Identify the lines holding "pictures" and copy them.

■ Dataset rows:
________________________________________

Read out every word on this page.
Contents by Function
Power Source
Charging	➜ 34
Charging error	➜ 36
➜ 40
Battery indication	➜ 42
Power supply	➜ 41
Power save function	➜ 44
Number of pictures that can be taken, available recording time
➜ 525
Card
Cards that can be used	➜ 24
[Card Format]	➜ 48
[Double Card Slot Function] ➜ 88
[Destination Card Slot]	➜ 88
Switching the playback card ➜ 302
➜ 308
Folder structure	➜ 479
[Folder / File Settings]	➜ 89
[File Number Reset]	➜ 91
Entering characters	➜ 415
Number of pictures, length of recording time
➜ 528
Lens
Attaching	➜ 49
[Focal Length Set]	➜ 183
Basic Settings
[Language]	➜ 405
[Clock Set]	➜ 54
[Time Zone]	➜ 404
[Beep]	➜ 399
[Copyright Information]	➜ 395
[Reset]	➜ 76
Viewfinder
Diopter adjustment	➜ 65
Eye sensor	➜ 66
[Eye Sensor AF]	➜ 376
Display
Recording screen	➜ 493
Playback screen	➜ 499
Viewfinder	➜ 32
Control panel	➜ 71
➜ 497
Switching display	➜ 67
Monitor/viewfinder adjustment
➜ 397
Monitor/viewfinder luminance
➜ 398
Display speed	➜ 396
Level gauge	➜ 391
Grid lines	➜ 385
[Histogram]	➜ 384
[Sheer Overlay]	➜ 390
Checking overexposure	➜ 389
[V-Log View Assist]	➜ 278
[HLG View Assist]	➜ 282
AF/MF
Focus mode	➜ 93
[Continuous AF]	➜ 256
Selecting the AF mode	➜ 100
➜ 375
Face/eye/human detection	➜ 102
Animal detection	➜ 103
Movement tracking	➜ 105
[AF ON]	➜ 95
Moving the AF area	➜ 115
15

________________________________________

■ ANSWER FOR THE TASK:
Number of pictures that can be taken, available recording time
Number of pictures, length of recording time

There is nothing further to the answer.